* begin *
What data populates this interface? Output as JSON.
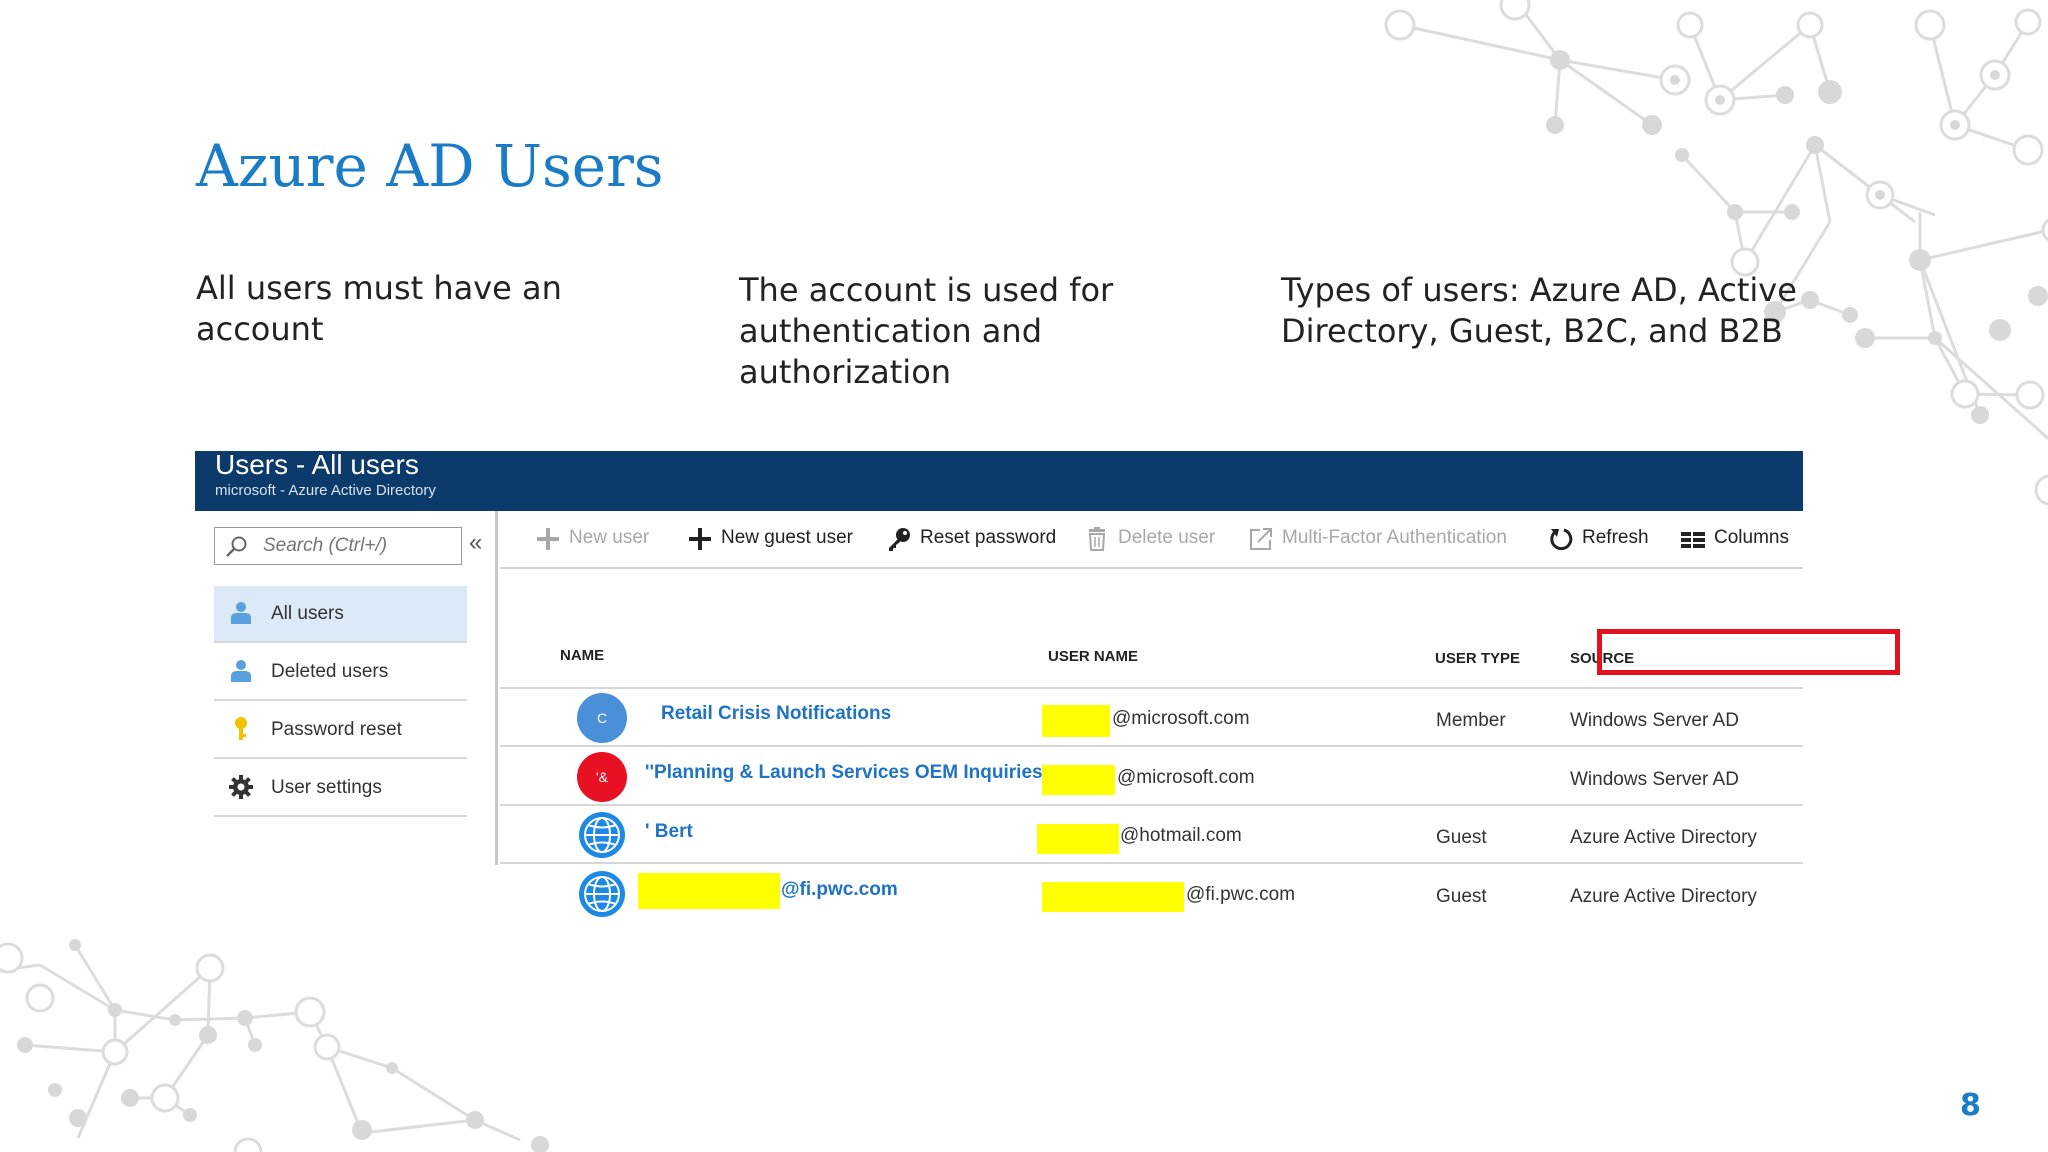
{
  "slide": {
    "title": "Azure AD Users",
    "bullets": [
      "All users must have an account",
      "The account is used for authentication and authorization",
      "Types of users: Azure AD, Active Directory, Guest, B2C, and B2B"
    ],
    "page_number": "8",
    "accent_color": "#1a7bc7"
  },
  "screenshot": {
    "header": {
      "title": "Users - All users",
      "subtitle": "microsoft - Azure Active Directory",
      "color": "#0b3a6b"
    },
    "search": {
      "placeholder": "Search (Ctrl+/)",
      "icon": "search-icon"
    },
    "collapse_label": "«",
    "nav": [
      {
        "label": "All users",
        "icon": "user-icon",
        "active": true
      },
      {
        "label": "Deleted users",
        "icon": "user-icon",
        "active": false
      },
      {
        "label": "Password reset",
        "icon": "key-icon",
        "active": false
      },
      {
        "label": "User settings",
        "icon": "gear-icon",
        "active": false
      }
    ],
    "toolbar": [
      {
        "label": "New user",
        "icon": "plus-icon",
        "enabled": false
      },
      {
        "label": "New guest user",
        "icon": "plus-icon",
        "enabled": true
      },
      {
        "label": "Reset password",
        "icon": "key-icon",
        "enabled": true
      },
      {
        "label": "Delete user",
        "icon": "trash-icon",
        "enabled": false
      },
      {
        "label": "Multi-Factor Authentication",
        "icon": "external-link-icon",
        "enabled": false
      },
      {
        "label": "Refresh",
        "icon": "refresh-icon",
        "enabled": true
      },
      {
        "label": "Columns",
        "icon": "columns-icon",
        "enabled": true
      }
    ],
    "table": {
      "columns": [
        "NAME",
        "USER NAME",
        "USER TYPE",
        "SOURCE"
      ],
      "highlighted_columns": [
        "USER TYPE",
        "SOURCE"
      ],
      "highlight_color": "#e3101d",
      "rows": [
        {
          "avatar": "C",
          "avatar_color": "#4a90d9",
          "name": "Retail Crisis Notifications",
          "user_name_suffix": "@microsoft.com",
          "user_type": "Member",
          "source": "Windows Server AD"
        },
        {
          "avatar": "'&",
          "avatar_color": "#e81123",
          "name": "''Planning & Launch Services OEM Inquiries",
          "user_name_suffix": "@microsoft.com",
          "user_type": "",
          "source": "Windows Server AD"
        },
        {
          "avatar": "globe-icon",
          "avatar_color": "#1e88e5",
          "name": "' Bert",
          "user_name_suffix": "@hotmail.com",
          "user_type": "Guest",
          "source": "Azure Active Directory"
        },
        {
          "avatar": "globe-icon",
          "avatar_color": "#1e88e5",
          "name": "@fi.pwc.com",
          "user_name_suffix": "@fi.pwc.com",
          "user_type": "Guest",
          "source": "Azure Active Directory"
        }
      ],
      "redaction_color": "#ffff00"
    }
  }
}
* end *
▶ _What the task asks_
Copy out each record shown above without alteration, skipping any picture.

▶ _Task result_
What data populates this interface? Output as JSON.
{
  "slide": {
    "title": "Azure AD Users",
    "bullets": [
      "All users must have an account",
      "The account is used for authentication and authorization",
      "Types of users: Azure AD, Active Directory, Guest, B2C, and B2B"
    ],
    "page_number": "8",
    "accent_color": "#1a7bc7"
  },
  "screenshot": {
    "header": {
      "title": "Users - All users",
      "subtitle": "microsoft - Azure Active Directory",
      "color": "#0b3a6b"
    },
    "search": {
      "placeholder": "Search (Ctrl+/)",
      "icon": "search-icon"
    },
    "collapse_label": "«",
    "nav": [
      {
        "label": "All users",
        "icon": "user-icon",
        "active": true
      },
      {
        "label": "Deleted users",
        "icon": "user-icon",
        "active": false
      },
      {
        "label": "Password reset",
        "icon": "key-icon",
        "active": false
      },
      {
        "label": "User settings",
        "icon": "gear-icon",
        "active": false
      }
    ],
    "toolbar": [
      {
        "label": "New user",
        "icon": "plus-icon",
        "enabled": false
      },
      {
        "label": "New guest user",
        "icon": "plus-icon",
        "enabled": true
      },
      {
        "label": "Reset password",
        "icon": "key-icon",
        "enabled": true
      },
      {
        "label": "Delete user",
        "icon": "trash-icon",
        "enabled": false
      },
      {
        "label": "Multi-Factor Authentication",
        "icon": "external-link-icon",
        "enabled": false
      },
      {
        "label": "Refresh",
        "icon": "refresh-icon",
        "enabled": true
      },
      {
        "label": "Columns",
        "icon": "columns-icon",
        "enabled": true
      }
    ],
    "table": {
      "columns": [
        "NAME",
        "USER NAME",
        "USER TYPE",
        "SOURCE"
      ],
      "highlighted_columns": [
        "USER TYPE",
        "SOURCE"
      ],
      "highlight_color": "#e3101d",
      "rows": [
        {
          "avatar": "C",
          "avatar_color": "#4a90d9",
          "name": "Retail Crisis Notifications",
          "user_name_suffix": "@microsoft.com",
          "user_type": "Member",
          "source": "Windows Server AD"
        },
        {
          "avatar": "'&",
          "avatar_color": "#e81123",
          "name": "''Planning & Launch Services OEM Inquiries",
          "user_name_suffix": "@microsoft.com",
          "user_type": "",
          "source": "Windows Server AD"
        },
        {
          "avatar": "globe-icon",
          "avatar_color": "#1e88e5",
          "name": "' Bert",
          "user_name_suffix": "@hotmail.com",
          "user_type": "Guest",
          "source": "Azure Active Directory"
        },
        {
          "avatar": "globe-icon",
          "avatar_color": "#1e88e5",
          "name": "@fi.pwc.com",
          "user_name_suffix": "@fi.pwc.com",
          "user_type": "Guest",
          "source": "Azure Active Directory"
        }
      ],
      "redaction_color": "#ffff00"
    }
  }
}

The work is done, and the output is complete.